>> start Records provided

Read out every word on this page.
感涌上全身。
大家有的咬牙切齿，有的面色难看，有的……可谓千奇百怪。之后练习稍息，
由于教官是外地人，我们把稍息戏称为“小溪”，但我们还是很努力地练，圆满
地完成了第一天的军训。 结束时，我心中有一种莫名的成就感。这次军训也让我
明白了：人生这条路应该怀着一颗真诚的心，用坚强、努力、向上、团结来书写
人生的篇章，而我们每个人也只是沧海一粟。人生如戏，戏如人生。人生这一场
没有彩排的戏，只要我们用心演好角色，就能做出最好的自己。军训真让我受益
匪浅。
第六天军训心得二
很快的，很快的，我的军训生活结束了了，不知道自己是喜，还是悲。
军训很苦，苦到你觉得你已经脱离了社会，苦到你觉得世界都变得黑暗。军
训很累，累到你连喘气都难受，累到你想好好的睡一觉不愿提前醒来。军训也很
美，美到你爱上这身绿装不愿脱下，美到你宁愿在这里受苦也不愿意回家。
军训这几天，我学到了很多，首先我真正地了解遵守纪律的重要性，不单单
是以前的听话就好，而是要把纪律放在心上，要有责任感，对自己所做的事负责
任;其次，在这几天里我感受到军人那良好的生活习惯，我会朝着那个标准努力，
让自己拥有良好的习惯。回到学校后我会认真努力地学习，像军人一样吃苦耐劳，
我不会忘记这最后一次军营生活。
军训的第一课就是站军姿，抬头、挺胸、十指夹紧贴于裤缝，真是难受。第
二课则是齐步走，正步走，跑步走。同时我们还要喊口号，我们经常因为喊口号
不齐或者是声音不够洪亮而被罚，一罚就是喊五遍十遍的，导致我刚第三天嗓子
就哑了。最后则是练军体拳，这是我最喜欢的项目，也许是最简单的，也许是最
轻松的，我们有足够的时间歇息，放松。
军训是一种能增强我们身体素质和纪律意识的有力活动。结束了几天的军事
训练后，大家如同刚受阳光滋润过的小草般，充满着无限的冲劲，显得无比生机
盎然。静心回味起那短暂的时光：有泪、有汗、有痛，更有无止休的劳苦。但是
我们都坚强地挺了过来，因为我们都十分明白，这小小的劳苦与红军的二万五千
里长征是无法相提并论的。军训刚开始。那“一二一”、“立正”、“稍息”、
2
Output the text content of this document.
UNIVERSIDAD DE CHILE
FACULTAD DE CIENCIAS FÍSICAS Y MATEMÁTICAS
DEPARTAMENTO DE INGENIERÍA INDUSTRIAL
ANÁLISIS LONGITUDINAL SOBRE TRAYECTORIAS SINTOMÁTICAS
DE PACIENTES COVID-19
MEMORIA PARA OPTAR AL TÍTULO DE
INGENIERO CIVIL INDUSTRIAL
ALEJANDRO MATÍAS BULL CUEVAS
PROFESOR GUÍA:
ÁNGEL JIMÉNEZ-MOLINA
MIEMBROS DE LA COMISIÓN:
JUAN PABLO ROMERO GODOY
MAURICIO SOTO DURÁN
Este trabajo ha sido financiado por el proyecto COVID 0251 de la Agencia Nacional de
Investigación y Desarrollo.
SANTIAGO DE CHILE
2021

>> end Records provided

Work required –
Output exactly the lines above, from the one holding "Output the text content of this document." through the end of the data, including the first and last.

Output of the task –
Output the text content of this document.
UNIVERSIDAD DE CHILE
FACULTAD DE CIENCIAS FÍSICAS Y MATEMÁTICAS
DEPARTAMENTO DE INGENIERÍA INDUSTRIAL
ANÁLISIS LONGITUDINAL SOBRE TRAYECTORIAS SINTOMÁTICAS
DE PACIENTES COVID-19
MEMORIA PARA OPTAR AL TÍTULO DE
INGENIERO CIVIL INDUSTRIAL
ALEJANDRO MATÍAS BULL CUEVAS
PROFESOR GUÍA:
ÁNGEL JIMÉNEZ-MOLINA
MIEMBROS DE LA COMISIÓN:
JUAN PABLO ROMERO GODOY
MAURICIO SOTO DURÁN
Este trabajo ha sido financiado por el proyecto COVID 0251 de la Agencia Nacional de
Investigación y Desarrollo.
SANTIAGO DE CHILE
2021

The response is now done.